Collect all lines from the listing that include the string "Fraktion".

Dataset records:

☆ ☆ ☆

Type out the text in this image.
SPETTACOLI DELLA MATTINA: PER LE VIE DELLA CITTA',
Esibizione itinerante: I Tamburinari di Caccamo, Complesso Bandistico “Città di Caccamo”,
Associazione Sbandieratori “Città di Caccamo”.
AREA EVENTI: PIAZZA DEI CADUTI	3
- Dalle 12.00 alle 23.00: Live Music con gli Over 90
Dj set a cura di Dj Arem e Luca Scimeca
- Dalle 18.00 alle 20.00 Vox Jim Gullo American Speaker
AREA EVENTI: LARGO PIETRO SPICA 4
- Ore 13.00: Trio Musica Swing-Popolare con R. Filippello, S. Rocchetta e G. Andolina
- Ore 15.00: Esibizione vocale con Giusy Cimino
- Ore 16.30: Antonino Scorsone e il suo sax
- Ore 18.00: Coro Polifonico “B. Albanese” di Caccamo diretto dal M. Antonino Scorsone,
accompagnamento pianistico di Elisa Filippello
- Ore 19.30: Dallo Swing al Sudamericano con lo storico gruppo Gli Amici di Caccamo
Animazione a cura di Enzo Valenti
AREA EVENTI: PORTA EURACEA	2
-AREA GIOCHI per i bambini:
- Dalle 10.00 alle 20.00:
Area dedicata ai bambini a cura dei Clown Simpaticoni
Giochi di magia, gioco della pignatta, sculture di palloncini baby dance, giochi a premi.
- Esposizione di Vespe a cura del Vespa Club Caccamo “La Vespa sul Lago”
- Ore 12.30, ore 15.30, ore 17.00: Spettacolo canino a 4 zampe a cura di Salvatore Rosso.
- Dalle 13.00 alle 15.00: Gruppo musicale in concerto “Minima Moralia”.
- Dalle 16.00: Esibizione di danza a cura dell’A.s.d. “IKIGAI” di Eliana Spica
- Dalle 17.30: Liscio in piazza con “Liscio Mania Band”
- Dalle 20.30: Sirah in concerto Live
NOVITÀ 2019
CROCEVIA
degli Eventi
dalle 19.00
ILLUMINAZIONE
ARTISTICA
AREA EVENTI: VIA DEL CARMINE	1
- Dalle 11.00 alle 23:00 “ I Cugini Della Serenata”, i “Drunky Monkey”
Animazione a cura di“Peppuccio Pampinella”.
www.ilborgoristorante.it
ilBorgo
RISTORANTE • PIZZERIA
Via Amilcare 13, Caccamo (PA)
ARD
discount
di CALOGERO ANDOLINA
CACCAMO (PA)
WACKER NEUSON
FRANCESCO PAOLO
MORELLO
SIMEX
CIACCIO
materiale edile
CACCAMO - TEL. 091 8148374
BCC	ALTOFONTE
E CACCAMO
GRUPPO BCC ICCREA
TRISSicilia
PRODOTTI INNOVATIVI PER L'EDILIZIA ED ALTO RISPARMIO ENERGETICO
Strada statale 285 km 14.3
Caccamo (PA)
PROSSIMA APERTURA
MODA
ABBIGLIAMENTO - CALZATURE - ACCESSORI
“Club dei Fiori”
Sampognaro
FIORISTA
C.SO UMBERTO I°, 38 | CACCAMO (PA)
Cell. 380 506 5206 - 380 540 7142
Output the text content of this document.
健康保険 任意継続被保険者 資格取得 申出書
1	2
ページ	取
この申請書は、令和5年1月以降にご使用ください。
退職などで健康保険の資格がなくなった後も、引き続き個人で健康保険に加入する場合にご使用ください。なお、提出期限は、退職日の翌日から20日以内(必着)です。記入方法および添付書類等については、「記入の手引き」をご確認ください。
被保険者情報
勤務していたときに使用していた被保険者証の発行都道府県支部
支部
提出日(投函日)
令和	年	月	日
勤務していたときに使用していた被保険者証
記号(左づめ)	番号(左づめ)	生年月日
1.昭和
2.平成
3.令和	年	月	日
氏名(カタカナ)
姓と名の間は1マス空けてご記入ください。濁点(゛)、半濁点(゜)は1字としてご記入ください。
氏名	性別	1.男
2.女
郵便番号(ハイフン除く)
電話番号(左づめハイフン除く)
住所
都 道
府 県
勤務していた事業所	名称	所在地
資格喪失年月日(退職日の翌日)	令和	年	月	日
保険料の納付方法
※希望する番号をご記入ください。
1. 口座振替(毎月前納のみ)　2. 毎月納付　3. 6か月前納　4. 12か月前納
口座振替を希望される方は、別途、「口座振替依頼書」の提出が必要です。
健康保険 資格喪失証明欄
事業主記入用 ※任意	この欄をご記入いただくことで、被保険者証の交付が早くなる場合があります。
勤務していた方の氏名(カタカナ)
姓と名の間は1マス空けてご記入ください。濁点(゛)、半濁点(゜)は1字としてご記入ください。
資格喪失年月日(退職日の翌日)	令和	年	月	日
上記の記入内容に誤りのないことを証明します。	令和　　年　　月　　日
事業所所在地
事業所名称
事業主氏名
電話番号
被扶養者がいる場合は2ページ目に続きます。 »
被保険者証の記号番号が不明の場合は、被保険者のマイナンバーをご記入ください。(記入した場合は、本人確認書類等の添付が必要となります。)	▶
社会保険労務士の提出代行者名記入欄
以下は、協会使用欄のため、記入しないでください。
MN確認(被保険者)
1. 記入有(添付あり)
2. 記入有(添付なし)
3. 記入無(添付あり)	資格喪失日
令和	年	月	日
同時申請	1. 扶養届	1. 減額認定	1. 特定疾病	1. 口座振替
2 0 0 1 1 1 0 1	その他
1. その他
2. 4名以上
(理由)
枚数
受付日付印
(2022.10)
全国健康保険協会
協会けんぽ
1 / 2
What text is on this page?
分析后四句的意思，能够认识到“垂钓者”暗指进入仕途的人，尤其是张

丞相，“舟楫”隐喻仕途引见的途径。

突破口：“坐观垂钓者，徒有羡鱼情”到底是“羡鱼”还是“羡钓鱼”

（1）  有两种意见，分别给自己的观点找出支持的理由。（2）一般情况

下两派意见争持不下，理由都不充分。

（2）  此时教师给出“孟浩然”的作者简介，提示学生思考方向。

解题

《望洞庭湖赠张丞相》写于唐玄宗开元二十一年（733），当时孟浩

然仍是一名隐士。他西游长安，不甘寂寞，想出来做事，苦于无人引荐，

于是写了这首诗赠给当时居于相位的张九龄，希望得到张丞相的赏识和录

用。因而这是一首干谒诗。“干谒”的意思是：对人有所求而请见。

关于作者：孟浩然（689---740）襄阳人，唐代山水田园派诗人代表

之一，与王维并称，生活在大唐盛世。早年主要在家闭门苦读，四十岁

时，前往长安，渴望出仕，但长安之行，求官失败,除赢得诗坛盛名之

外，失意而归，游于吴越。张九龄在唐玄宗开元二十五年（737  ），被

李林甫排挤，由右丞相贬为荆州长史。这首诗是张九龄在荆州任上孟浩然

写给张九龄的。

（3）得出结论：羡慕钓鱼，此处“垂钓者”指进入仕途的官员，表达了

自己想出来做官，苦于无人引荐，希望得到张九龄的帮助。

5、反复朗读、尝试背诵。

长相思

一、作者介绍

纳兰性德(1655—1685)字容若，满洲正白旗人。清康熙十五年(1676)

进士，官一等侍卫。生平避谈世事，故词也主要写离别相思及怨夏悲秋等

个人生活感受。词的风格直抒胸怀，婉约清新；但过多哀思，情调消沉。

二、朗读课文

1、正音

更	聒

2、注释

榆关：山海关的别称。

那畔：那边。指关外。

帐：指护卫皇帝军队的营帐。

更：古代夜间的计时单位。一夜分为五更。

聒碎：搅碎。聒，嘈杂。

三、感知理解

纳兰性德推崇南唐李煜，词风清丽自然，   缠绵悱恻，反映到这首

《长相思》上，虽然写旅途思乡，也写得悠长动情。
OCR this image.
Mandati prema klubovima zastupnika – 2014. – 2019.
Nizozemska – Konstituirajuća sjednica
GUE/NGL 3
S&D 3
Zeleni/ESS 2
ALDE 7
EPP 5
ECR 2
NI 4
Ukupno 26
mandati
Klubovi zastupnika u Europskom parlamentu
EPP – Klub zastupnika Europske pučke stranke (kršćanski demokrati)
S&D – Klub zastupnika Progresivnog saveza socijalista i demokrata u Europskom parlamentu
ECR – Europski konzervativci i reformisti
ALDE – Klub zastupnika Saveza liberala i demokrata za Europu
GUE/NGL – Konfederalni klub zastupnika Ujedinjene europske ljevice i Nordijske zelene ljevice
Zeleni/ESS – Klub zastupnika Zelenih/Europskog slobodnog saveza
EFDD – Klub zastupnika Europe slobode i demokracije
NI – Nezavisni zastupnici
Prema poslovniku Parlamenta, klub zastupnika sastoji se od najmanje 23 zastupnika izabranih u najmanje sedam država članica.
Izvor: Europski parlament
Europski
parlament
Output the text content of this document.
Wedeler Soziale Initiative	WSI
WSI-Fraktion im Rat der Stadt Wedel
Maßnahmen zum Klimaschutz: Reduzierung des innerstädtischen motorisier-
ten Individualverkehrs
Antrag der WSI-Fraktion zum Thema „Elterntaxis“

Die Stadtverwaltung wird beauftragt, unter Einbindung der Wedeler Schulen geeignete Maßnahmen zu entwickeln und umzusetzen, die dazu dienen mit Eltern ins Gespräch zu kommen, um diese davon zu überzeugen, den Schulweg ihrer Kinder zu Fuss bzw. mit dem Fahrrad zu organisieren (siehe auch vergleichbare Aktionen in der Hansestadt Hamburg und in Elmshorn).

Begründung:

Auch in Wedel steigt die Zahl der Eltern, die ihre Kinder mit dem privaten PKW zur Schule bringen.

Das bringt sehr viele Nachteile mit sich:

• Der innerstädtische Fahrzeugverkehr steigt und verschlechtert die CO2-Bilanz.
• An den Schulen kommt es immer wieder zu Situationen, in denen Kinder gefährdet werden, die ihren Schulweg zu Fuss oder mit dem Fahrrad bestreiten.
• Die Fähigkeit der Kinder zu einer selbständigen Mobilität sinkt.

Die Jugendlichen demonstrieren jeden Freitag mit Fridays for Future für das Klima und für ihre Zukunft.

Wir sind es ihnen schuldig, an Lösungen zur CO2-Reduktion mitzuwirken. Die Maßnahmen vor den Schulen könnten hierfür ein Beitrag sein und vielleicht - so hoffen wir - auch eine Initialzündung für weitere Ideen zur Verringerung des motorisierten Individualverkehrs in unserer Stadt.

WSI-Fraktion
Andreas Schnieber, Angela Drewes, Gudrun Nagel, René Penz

☆ ☆ ☆

• FINAL RESULT:
WSI-Fraktion im Rat der Stadt Wedel
Antrag der WSI-Fraktion zum Thema „Elterntaxis“
WSI-Fraktion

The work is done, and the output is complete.